* _Work to be completed_
Duplicate every line of the data below without changing anything.
++++ Given information ++++
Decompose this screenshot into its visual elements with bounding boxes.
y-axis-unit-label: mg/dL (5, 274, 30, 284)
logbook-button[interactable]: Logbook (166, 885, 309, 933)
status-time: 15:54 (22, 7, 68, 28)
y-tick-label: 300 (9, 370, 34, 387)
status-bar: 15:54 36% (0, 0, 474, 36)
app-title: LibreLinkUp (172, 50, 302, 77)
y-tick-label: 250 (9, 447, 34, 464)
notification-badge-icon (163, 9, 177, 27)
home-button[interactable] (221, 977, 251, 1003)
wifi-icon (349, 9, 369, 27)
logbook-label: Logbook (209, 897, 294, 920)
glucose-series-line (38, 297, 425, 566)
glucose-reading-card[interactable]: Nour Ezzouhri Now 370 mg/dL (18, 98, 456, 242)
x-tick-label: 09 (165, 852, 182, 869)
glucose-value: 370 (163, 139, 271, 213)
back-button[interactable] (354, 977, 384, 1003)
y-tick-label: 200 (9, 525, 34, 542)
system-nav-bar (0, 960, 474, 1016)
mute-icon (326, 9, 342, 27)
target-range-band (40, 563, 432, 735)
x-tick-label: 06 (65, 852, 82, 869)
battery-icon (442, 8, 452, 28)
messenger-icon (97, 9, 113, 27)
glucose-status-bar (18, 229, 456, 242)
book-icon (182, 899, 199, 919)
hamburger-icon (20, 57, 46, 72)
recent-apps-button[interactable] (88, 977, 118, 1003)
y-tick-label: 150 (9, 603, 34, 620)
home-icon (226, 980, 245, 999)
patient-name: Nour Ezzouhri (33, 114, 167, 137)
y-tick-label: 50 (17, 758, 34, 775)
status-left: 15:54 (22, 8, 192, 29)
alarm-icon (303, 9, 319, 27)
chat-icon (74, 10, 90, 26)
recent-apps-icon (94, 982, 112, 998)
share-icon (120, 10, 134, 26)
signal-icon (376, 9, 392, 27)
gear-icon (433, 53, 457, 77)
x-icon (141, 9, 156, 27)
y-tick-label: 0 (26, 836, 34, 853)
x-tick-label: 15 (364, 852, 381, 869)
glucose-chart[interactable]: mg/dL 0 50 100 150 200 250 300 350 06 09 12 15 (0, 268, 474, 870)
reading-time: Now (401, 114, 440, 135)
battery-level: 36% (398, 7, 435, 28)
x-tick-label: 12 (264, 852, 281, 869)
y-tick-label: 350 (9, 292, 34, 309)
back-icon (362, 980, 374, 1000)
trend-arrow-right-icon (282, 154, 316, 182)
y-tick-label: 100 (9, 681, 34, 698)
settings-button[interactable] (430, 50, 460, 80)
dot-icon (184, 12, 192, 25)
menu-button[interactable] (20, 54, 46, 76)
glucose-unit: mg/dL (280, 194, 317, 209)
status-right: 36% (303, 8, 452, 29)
++++
* _Result_
Decompose this screenshot into its visual elements with bounding boxes.
y-axis-unit-label: mg/dL (5, 274, 30, 284)
logbook-button[interactable]: Logbook (166, 885, 309, 933)
status-time: 15:54 (22, 7, 68, 28)
y-tick-label: 300 (9, 370, 34, 387)
status-bar: 15:54 36% (0, 0, 474, 36)
app-title: LibreLinkUp (172, 50, 302, 77)
y-tick-label: 250 (9, 447, 34, 464)
notification-badge-icon (163, 9, 177, 27)
home-button[interactable] (221, 977, 251, 1003)
wifi-icon (349, 9, 369, 27)
logbook-label: Logbook (209, 897, 294, 920)
glucose-series-line (38, 297, 425, 566)
glucose-reading-card[interactable]: Nour Ezzouhri Now 370 mg/dL (18, 98, 456, 242)
x-tick-label: 09 (165, 852, 182, 869)
glucose-value: 370 (163, 139, 271, 213)
back-button[interactable] (354, 977, 384, 1003)
y-tick-label: 200 (9, 525, 34, 542)
system-nav-bar (0, 960, 474, 1016)
mute-icon (326, 9, 342, 27)
target-range-band (40, 563, 432, 735)
x-tick-label: 06 (65, 852, 82, 869)
battery-icon (442, 8, 452, 28)
messenger-icon (97, 9, 113, 27)
glucose-status-bar (18, 229, 456, 242)
book-icon (182, 899, 199, 919)
hamburger-icon (20, 57, 46, 72)
recent-apps-button[interactable] (88, 977, 118, 1003)
y-tick-label: 150 (9, 603, 34, 620)
home-icon (226, 980, 245, 999)
patient-name: Nour Ezzouhri (33, 114, 167, 137)
y-tick-label: 50 (17, 758, 34, 775)
status-left: 15:54 (22, 8, 192, 29)
alarm-icon (303, 9, 319, 27)
chat-icon (74, 10, 90, 26)
recent-apps-icon (94, 982, 112, 998)
share-icon (120, 10, 134, 26)
signal-icon (376, 9, 392, 27)
gear-icon (433, 53, 457, 77)
x-icon (141, 9, 156, 27)
y-tick-label: 0 (26, 836, 34, 853)
x-tick-label: 15 (364, 852, 381, 869)
glucose-chart[interactable]: mg/dL 0 50 100 150 200 250 300 350 06 09 12 15 (0, 268, 474, 870)
reading-time: Now (401, 114, 440, 135)
battery-level: 36% (398, 7, 435, 28)
x-tick-label: 12 (264, 852, 281, 869)
y-tick-label: 350 (9, 292, 34, 309)
back-icon (362, 980, 374, 1000)
trend-arrow-right-icon (282, 154, 316, 182)
y-tick-label: 100 (9, 681, 34, 698)
settings-button[interactable] (430, 50, 460, 80)
dot-icon (184, 12, 192, 25)
menu-button[interactable] (20, 54, 46, 76)
glucose-unit: mg/dL (280, 194, 317, 209)
status-right: 36% (303, 8, 452, 29)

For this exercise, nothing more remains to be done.